US warplanes help Afghan forces fend off Taliban offensive
American warplanes were backing Afghan forces against a major Taliban offensive in the south of the country even as the US military pressed on with a troop withdrawal, officials said Wednesday, but insurgents still captured a northern district.
Fierce fighting has erupted in southern Helmand province since the weekend, when the US military formally began withdrawing its remaining troops from Afghanistan.
They were supposed to have pulled out by May 1 under a deal struck with the Taliban last year, but Washington pushed back the date to September 11 - a move that angered the insurgents.
"The heavy US air strikes against the Taliban positions stopped them from advancing towards Lashkar Gah," said Atiqullah, a local government official, referring to the provincial capital of Helmand.
"The bombing was intense. I have never seen such bombardment in several years."
Attaullah Afghan, head of the Helmand provincial council, told AFP Taliban forces had made advances, but government forces had "retaken some of these areas".

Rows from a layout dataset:
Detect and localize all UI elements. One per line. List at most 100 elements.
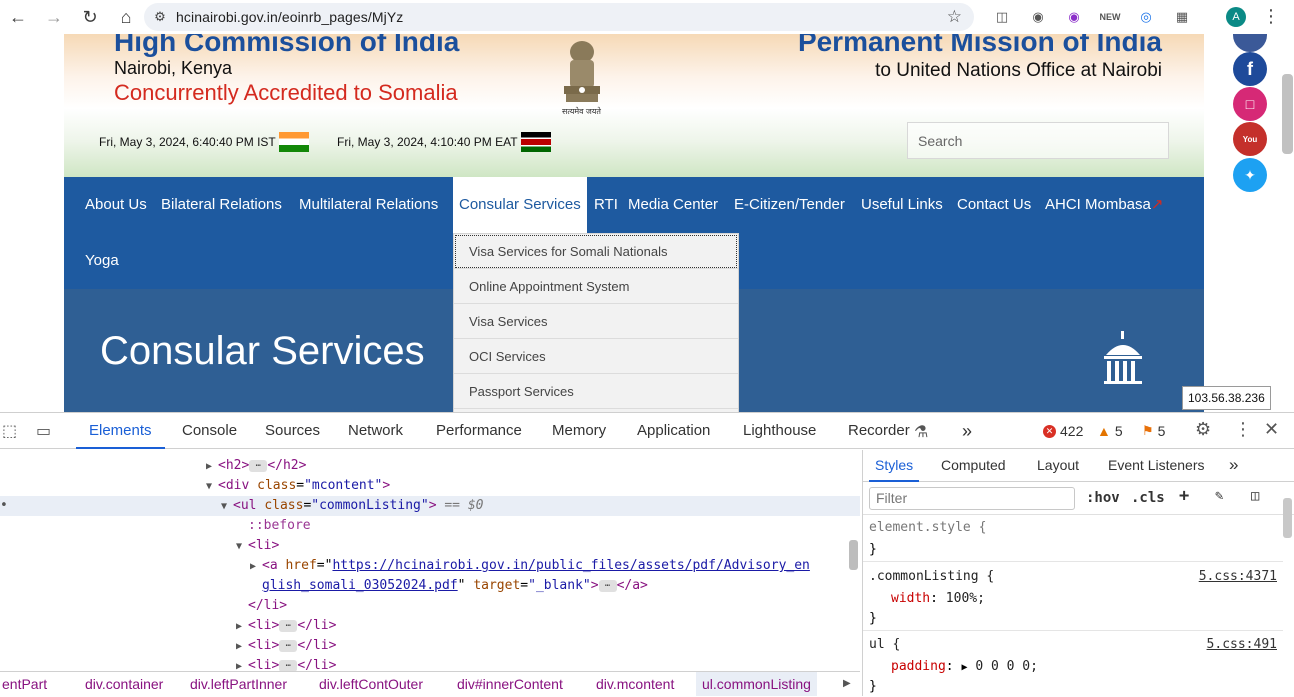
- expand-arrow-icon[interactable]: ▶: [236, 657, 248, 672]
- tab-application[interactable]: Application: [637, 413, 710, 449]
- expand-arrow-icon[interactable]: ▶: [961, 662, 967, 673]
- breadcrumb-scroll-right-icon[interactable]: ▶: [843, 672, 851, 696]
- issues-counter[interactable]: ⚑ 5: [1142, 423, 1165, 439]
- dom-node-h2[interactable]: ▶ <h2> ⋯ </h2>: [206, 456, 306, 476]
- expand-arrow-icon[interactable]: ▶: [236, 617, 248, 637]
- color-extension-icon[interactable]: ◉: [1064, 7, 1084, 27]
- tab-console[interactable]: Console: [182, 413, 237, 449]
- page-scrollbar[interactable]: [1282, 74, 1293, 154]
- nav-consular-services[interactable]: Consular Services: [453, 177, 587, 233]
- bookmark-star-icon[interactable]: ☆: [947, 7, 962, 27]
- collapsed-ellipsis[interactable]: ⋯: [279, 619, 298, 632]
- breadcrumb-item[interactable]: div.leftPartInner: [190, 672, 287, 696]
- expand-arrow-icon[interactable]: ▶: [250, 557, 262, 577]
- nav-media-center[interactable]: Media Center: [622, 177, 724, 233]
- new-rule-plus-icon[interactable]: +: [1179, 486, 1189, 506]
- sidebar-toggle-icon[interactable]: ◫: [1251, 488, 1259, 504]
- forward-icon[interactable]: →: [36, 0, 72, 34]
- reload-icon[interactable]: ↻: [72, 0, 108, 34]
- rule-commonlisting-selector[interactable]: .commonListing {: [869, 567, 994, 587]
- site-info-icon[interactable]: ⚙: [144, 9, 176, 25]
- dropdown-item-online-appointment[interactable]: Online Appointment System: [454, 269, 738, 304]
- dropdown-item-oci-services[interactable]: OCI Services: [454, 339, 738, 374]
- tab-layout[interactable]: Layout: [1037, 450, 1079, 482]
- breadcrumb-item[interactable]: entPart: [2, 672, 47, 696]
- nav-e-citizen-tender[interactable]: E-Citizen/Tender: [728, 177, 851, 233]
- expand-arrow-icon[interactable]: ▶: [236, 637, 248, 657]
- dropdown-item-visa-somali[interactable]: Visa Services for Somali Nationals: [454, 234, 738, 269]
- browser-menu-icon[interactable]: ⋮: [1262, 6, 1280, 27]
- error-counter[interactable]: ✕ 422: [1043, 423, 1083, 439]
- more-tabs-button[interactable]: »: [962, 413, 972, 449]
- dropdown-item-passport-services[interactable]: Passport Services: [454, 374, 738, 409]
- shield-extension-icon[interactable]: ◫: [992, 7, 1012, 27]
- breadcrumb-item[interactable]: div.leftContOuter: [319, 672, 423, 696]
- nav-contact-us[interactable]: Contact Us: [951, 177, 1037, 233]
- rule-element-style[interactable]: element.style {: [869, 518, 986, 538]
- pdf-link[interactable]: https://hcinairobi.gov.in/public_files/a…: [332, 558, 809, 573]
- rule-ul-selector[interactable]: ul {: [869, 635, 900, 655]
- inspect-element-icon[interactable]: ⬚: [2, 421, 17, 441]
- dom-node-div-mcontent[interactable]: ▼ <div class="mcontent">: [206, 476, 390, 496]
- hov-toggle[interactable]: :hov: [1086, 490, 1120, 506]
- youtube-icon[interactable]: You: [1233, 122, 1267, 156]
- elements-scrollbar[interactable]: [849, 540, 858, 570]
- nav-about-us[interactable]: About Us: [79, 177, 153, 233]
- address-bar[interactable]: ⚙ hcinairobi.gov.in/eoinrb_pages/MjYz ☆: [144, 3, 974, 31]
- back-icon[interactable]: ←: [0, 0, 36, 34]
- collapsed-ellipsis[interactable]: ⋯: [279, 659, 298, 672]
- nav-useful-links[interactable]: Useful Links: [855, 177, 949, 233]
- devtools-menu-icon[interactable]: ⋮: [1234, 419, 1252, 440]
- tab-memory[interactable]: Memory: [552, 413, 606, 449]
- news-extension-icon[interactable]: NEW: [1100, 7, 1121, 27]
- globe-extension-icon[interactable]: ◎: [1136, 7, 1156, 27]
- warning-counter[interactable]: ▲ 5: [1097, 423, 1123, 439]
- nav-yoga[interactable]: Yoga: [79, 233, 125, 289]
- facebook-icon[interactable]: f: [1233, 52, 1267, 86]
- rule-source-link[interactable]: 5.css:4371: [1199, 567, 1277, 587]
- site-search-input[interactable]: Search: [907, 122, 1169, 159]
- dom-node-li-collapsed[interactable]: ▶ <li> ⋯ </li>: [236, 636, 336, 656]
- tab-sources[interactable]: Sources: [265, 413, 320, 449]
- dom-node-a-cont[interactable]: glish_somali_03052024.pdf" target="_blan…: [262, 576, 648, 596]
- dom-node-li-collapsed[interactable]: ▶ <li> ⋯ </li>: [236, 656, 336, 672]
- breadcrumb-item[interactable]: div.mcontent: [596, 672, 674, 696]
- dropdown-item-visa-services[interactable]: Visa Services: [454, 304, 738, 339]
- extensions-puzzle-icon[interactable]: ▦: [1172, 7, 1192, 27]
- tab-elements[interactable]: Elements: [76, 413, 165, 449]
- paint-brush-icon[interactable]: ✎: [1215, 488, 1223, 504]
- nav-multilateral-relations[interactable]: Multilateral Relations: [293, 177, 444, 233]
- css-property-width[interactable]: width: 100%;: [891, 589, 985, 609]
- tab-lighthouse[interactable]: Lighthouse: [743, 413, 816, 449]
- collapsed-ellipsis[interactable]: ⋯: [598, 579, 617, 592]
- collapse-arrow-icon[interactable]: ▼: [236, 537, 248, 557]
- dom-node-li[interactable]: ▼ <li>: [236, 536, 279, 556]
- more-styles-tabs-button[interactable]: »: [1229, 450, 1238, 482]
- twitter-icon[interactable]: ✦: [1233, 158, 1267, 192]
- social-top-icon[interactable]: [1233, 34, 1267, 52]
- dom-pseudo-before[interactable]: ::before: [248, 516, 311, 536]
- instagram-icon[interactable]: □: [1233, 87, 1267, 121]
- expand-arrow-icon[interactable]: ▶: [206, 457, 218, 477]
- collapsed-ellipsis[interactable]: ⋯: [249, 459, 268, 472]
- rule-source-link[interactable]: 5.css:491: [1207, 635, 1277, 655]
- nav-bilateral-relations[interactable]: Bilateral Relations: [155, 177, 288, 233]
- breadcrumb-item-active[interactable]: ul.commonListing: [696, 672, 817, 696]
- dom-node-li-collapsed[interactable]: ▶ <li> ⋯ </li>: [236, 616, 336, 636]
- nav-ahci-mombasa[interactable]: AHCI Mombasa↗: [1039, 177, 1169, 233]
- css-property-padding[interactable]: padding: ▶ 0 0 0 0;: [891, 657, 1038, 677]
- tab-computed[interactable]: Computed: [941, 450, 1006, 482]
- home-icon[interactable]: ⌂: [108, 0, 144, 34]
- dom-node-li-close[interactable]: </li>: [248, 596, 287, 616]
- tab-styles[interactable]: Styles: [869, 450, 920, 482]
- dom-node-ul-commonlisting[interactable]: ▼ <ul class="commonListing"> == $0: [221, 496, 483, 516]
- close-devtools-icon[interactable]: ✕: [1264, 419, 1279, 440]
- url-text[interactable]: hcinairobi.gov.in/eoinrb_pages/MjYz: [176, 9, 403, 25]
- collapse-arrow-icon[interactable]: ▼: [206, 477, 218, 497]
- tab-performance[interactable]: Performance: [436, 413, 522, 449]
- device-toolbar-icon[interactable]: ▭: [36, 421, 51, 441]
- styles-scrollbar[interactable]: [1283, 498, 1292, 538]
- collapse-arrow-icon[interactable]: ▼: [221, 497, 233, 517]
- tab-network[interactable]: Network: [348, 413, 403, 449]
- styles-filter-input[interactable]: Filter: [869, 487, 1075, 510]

* * *

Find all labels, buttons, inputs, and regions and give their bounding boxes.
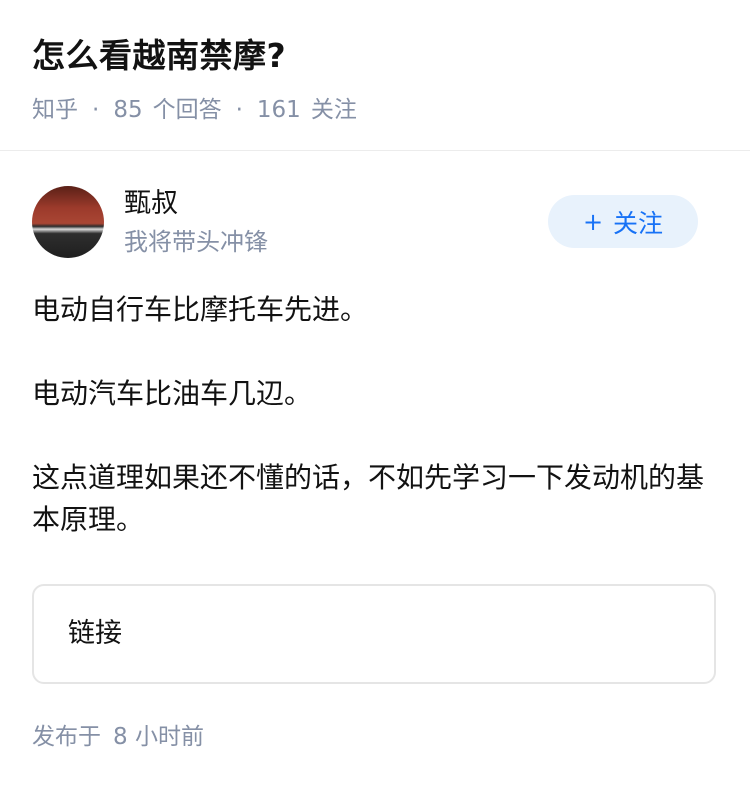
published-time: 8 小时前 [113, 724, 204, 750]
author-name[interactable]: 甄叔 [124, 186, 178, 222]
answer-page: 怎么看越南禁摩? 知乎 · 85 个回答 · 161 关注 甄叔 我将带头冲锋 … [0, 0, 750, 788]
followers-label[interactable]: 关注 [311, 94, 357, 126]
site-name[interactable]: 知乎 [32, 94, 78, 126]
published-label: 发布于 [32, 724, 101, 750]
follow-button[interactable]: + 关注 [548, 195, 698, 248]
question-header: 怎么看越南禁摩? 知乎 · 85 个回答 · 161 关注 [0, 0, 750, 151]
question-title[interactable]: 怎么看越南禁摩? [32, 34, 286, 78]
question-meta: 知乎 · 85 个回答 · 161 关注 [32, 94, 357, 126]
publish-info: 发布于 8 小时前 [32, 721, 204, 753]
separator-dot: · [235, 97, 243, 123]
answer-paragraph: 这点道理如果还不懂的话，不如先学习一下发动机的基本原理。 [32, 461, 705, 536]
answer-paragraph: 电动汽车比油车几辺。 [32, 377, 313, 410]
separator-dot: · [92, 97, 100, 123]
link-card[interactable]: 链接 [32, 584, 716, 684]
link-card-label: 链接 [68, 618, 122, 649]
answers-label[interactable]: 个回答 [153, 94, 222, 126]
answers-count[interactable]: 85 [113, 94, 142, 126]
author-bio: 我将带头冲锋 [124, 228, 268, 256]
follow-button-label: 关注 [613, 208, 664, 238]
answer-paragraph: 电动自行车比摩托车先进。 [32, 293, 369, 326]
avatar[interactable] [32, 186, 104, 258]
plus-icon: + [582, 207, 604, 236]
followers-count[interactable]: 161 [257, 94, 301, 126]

---

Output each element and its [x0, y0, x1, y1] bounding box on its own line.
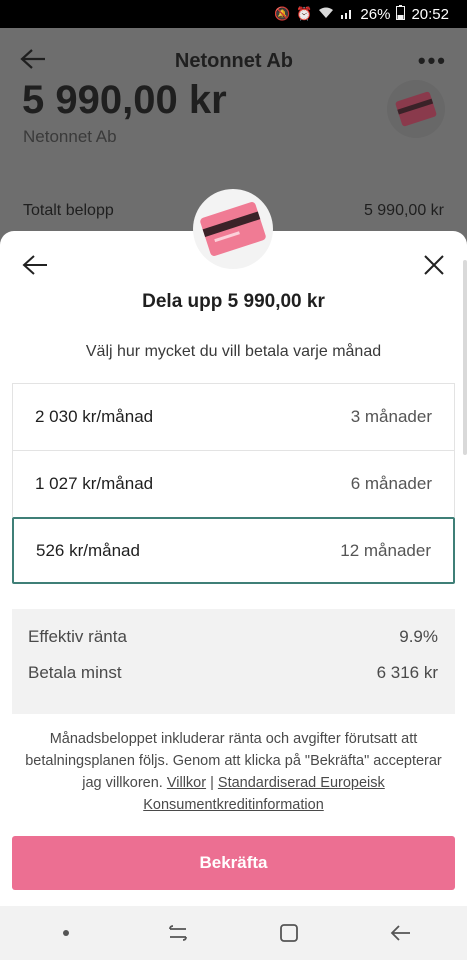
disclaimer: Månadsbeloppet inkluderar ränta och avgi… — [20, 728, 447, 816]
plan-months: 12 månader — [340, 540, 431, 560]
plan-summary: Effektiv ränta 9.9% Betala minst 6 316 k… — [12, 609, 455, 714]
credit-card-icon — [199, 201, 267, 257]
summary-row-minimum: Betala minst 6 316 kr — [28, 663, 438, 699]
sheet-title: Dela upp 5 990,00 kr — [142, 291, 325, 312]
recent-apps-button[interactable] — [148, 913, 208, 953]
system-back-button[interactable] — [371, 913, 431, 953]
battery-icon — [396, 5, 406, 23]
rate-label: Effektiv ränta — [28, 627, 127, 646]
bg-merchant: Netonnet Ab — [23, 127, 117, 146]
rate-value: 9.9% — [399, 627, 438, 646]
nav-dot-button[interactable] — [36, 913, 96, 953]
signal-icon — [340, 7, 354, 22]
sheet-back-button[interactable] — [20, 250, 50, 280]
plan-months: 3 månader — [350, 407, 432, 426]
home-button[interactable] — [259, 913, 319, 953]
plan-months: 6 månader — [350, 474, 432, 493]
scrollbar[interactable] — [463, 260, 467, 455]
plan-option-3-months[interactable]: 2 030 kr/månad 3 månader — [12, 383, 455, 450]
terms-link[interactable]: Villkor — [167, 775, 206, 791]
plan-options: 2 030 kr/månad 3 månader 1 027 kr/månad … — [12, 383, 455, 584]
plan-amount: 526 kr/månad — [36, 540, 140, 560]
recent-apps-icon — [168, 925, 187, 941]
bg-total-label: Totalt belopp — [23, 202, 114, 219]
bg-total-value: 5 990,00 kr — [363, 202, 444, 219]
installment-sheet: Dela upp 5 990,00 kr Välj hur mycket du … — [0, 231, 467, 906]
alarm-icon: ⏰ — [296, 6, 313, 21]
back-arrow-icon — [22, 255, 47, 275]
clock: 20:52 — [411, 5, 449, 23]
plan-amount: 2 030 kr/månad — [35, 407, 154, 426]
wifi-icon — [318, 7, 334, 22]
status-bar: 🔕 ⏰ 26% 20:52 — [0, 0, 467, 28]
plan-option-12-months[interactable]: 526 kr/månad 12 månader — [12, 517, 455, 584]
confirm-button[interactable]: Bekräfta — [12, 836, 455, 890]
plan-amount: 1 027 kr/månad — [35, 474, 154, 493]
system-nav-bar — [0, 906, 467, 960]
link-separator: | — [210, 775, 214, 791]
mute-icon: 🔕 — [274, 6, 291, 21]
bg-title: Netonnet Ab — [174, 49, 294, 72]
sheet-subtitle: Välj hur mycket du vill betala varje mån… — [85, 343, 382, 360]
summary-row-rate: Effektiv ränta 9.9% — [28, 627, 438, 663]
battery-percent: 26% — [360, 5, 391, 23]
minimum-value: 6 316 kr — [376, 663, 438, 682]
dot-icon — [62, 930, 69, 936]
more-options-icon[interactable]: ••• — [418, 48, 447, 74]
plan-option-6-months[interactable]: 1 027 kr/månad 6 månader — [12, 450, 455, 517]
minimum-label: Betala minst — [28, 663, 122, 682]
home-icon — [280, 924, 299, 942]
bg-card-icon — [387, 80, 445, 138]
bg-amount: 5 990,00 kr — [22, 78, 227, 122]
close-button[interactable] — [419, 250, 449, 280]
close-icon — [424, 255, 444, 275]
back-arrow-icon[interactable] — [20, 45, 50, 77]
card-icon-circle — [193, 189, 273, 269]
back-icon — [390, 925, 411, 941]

## [Problem description]
Transcribe the passage of the news report on the Taliban offensive in Helmand starting at "They were supposed" and ending at "angered the insurgents.".

## [Task response]
They were supposed to have pulled out by May 1 under a deal struck with the Taliban last year, but Washington pushed back the date to September 11 - a move that angered the insurgents.